» **Exercise description**
The data below should be printed in full, exactly, and without any of its images.

» **Exercise material**
● ● ● ●

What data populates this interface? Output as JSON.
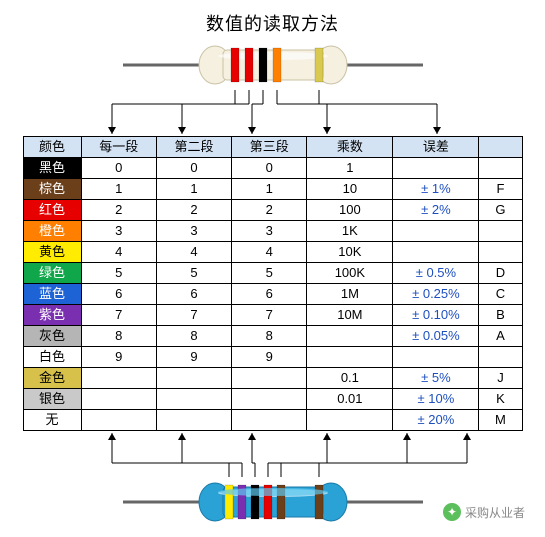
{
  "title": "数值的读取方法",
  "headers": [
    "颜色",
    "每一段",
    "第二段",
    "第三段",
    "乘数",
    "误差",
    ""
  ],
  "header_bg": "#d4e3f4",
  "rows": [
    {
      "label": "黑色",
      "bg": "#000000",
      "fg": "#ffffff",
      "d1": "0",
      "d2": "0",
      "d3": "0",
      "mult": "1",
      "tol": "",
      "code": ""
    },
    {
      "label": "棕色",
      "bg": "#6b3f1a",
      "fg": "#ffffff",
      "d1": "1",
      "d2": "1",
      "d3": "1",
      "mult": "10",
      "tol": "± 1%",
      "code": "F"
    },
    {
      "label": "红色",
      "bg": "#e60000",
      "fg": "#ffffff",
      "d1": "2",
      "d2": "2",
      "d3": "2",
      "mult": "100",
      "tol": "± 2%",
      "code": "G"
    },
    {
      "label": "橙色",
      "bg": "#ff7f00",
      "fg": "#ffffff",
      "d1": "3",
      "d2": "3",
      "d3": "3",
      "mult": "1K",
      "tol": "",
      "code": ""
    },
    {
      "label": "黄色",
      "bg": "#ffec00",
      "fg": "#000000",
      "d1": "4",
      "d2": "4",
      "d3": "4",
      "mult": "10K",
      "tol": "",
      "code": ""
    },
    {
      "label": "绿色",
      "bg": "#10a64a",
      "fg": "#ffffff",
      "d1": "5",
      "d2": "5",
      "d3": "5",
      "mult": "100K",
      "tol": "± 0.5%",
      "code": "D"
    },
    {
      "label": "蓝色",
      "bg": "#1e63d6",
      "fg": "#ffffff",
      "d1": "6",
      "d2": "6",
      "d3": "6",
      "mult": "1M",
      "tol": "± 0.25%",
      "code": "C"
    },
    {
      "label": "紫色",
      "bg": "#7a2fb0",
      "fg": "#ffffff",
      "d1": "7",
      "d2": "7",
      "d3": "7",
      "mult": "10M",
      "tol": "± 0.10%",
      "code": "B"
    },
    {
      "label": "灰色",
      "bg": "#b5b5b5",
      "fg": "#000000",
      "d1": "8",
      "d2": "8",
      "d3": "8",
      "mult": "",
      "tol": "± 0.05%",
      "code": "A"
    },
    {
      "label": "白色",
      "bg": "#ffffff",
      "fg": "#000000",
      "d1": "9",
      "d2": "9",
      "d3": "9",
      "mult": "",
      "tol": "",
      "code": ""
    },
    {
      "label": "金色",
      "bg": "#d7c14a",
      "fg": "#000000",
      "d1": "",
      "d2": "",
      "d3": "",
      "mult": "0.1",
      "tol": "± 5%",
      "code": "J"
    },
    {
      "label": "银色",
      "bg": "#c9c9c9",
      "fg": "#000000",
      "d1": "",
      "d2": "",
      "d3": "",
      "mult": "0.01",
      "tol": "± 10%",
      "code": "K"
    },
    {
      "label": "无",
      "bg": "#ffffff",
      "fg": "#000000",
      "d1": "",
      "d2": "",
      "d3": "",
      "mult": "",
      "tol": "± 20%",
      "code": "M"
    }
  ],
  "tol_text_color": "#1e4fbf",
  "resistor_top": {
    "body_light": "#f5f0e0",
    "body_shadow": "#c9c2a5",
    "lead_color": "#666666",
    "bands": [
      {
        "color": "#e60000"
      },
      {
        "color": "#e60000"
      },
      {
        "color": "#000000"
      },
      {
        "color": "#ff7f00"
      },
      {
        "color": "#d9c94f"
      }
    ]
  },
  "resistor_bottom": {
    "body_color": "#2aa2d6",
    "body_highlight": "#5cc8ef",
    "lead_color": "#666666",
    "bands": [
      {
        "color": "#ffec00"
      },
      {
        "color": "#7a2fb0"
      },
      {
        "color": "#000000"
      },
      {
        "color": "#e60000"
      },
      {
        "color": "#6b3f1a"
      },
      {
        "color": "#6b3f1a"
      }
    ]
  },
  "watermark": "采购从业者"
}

● ● ● ●

» **The answer**
What data populates this interface? Output as JSON.
{
  "title": "数值的读取方法",
  "headers": [
    "颜色",
    "每一段",
    "第二段",
    "第三段",
    "乘数",
    "误差",
    ""
  ],
  "header_bg": "#d4e3f4",
  "rows": [
    {
      "label": "黑色",
      "bg": "#000000",
      "fg": "#ffffff",
      "d1": "0",
      "d2": "0",
      "d3": "0",
      "mult": "1",
      "tol": "",
      "code": ""
    },
    {
      "label": "棕色",
      "bg": "#6b3f1a",
      "fg": "#ffffff",
      "d1": "1",
      "d2": "1",
      "d3": "1",
      "mult": "10",
      "tol": "± 1%",
      "code": "F"
    },
    {
      "label": "红色",
      "bg": "#e60000",
      "fg": "#ffffff",
      "d1": "2",
      "d2": "2",
      "d3": "2",
      "mult": "100",
      "tol": "± 2%",
      "code": "G"
    },
    {
      "label": "橙色",
      "bg": "#ff7f00",
      "fg": "#ffffff",
      "d1": "3",
      "d2": "3",
      "d3": "3",
      "mult": "1K",
      "tol": "",
      "code": ""
    },
    {
      "label": "黄色",
      "bg": "#ffec00",
      "fg": "#000000",
      "d1": "4",
      "d2": "4",
      "d3": "4",
      "mult": "10K",
      "tol": "",
      "code": ""
    },
    {
      "label": "绿色",
      "bg": "#10a64a",
      "fg": "#ffffff",
      "d1": "5",
      "d2": "5",
      "d3": "5",
      "mult": "100K",
      "tol": "± 0.5%",
      "code": "D"
    },
    {
      "label": "蓝色",
      "bg": "#1e63d6",
      "fg": "#ffffff",
      "d1": "6",
      "d2": "6",
      "d3": "6",
      "mult": "1M",
      "tol": "± 0.25%",
      "code": "C"
    },
    {
      "label": "紫色",
      "bg": "#7a2fb0",
      "fg": "#ffffff",
      "d1": "7",
      "d2": "7",
      "d3": "7",
      "mult": "10M",
      "tol": "± 0.10%",
      "code": "B"
    },
    {
      "label": "灰色",
      "bg": "#b5b5b5",
      "fg": "#000000",
      "d1": "8",
      "d2": "8",
      "d3": "8",
      "mult": "",
      "tol": "± 0.05%",
      "code": "A"
    },
    {
      "label": "白色",
      "bg": "#ffffff",
      "fg": "#000000",
      "d1": "9",
      "d2": "9",
      "d3": "9",
      "mult": "",
      "tol": "",
      "code": ""
    },
    {
      "label": "金色",
      "bg": "#d7c14a",
      "fg": "#000000",
      "d1": "",
      "d2": "",
      "d3": "",
      "mult": "0.1",
      "tol": "± 5%",
      "code": "J"
    },
    {
      "label": "银色",
      "bg": "#c9c9c9",
      "fg": "#000000",
      "d1": "",
      "d2": "",
      "d3": "",
      "mult": "0.01",
      "tol": "± 10%",
      "code": "K"
    },
    {
      "label": "无",
      "bg": "#ffffff",
      "fg": "#000000",
      "d1": "",
      "d2": "",
      "d3": "",
      "mult": "",
      "tol": "± 20%",
      "code": "M"
    }
  ],
  "tol_text_color": "#1e4fbf",
  "resistor_top": {
    "body_light": "#f5f0e0",
    "body_shadow": "#c9c2a5",
    "lead_color": "#666666",
    "bands": [
      {
        "color": "#e60000"
      },
      {
        "color": "#e60000"
      },
      {
        "color": "#000000"
      },
      {
        "color": "#ff7f00"
      },
      {
        "color": "#d9c94f"
      }
    ]
  },
  "resistor_bottom": {
    "body_color": "#2aa2d6",
    "body_highlight": "#5cc8ef",
    "lead_color": "#666666",
    "bands": [
      {
        "color": "#ffec00"
      },
      {
        "color": "#7a2fb0"
      },
      {
        "color": "#000000"
      },
      {
        "color": "#e60000"
      },
      {
        "color": "#6b3f1a"
      },
      {
        "color": "#6b3f1a"
      }
    ]
  },
  "watermark": "采购从业者"
}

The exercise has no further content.